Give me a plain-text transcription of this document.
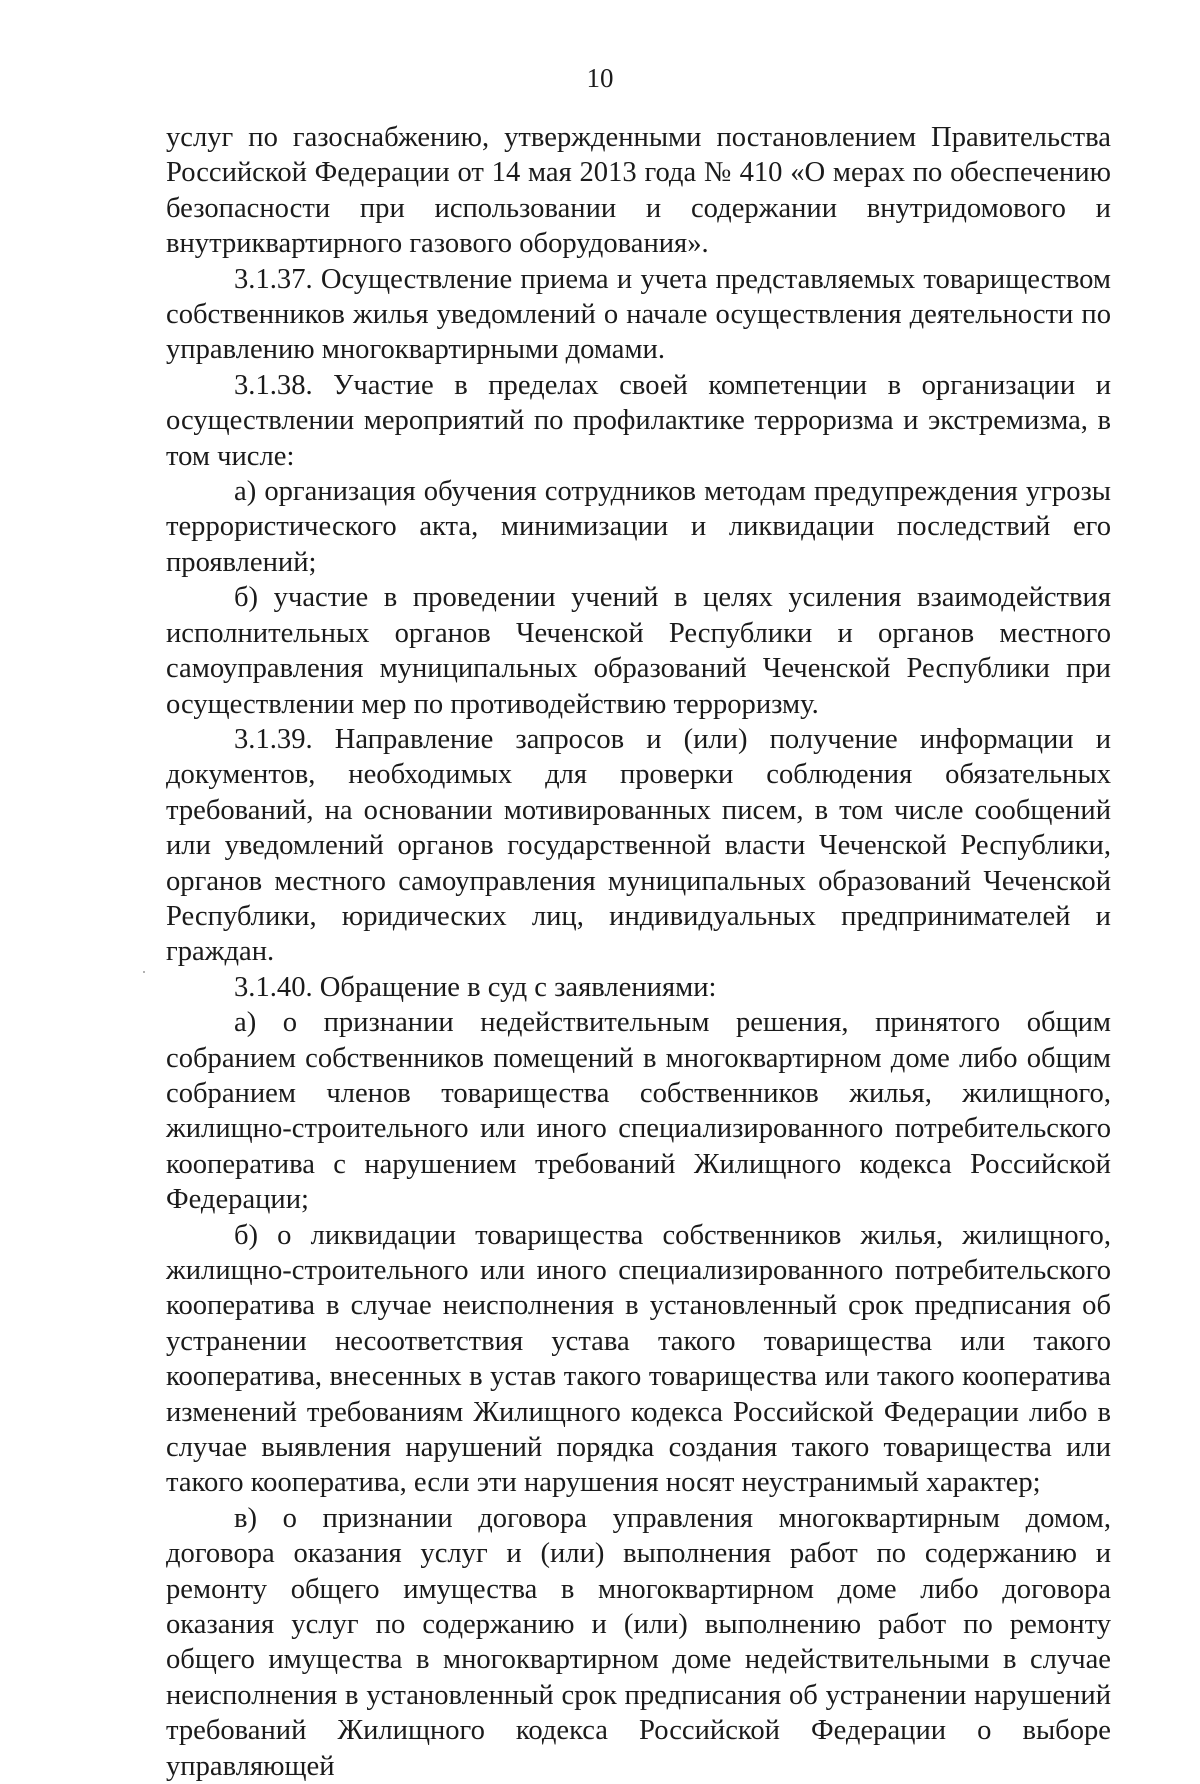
10

услуг по газоснабжению, утвержденными постановлением Правительства Российской Федерации от 14 мая 2013 года № 410 «О мерах по обеспечению безопасности при использовании и содержании внутридомового и внутриквартирного газового оборудования».

3.1.37. Осуществление приема и учета представляемых товариществом собственников жилья уведомлений о начале осуществления деятельности по управлению многоквартирными домами.

3.1.38. Участие в пределах своей компетенции в организации и осуществлении мероприятий по профилактике терроризма и экстремизма, в том числе:

а) организация обучения сотрудников методам предупреждения угрозы террористического акта, минимизации и ликвидации последствий его проявлений;

б) участие в проведении учений в целях усиления взаимодействия исполнительных органов Чеченской Республики и органов местного самоуправления муниципальных образований Чеченской Республики при осуществлении мер по противодействию терроризму.

3.1.39. Направление запросов и (или) получение информации и документов, необходимых для проверки соблюдения обязательных требований, на основании мотивированных писем, в том числе сообщений или уведомлений органов государственной власти Чеченской Республики, органов местного самоуправления муниципальных образований Чеченской Республики, юридических лиц, индивидуальных предпринимателей и граждан.

3.1.40. Обращение в суд с заявлениями:

а) о признании недействительным решения, принятого общим собранием собственников помещений в многоквартирном доме либо общим собранием членов товарищества собственников жилья, жилищного, жилищно-строительного или иного специализированного потребительского кооператива с нарушением требований Жилищного кодекса Российской Федерации;

б) о ликвидации товарищества собственников жилья, жилищного, жилищно-строительного или иного специализированного потребительского кооператива в случае неисполнения в установленный срок предписания об устранении несоответствия устава такого товарищества или такого кооператива, внесенных в устав такого товарищества или такого кооператива изменений требованиям Жилищного кодекса Российской Федерации либо в случае выявления нарушений порядка создания такого товарищества или такого кооператива, если эти нарушения носят неустранимый характер;

в) о признании договора управления многоквартирным домом, договора оказания услуг и (или) выполнения работ по содержанию и ремонту общего имущества в многоквартирном доме либо договора оказания услуг по содержанию и (или) выполнению работ по ремонту общего имущества в многоквартирном доме недействительными в случае неисполнения в установленный срок предписания об устранении нарушений требований Жилищного кодекса Российской Федерации о выборе управляющей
+---+
Transcribe every entry word for word, but skip the pictures.

### Solved exercise
Give me a plain-text transcription of this document.
10

услуг по газоснабжению, утвержденными постановлением Правительства Российской Федерации от 14 мая 2013 года № 410 «О мерах по обеспечению безопасности при использовании и содержании внутридомового и внутриквартирного газового оборудования».

3.1.37. Осуществление приема и учета представляемых товариществом собственников жилья уведомлений о начале осуществления деятельности по управлению многоквартирными домами.

3.1.38. Участие в пределах своей компетенции в организации и осуществлении мероприятий по профилактике терроризма и экстремизма, в том числе:

а) организация обучения сотрудников методам предупреждения угрозы террористического акта, минимизации и ликвидации последствий его проявлений;

б) участие в проведении учений в целях усиления взаимодействия исполнительных органов Чеченской Республики и органов местного самоуправления муниципальных образований Чеченской Республики при осуществлении мер по противодействию терроризму.

3.1.39. Направление запросов и (или) получение информации и документов, необходимых для проверки соблюдения обязательных требований, на основании мотивированных писем, в том числе сообщений или уведомлений органов государственной власти Чеченской Республики, органов местного самоуправления муниципальных образований Чеченской Республики, юридических лиц, индивидуальных предпринимателей и граждан.

3.1.40. Обращение в суд с заявлениями:

а) о признании недействительным решения, принятого общим собранием собственников помещений в многоквартирном доме либо общим собранием членов товарищества собственников жилья, жилищного, жилищно-строительного или иного специализированного потребительского кооператива с нарушением требований Жилищного кодекса Российской Федерации;

б) о ликвидации товарищества собственников жилья, жилищного, жилищно-строительного или иного специализированного потребительского кооператива в случае неисполнения в установленный срок предписания об устранении несоответствия устава такого товарищества или такого кооператива, внесенных в устав такого товарищества или такого кооператива изменений требованиям Жилищного кодекса Российской Федерации либо в случае выявления нарушений порядка создания такого товарищества или такого кооператива, если эти нарушения носят неустранимый характер;

в) о признании договора управления многоквартирным домом, договора оказания услуг и (или) выполнения работ по содержанию и ремонту общего имущества в многоквартирном доме либо договора оказания услуг по содержанию и (или) выполнению работ по ремонту общего имущества в многоквартирном доме недействительными в случае неисполнения в установленный срок предписания об устранении нарушений требований Жилищного кодекса Российской Федерации о выборе управляющей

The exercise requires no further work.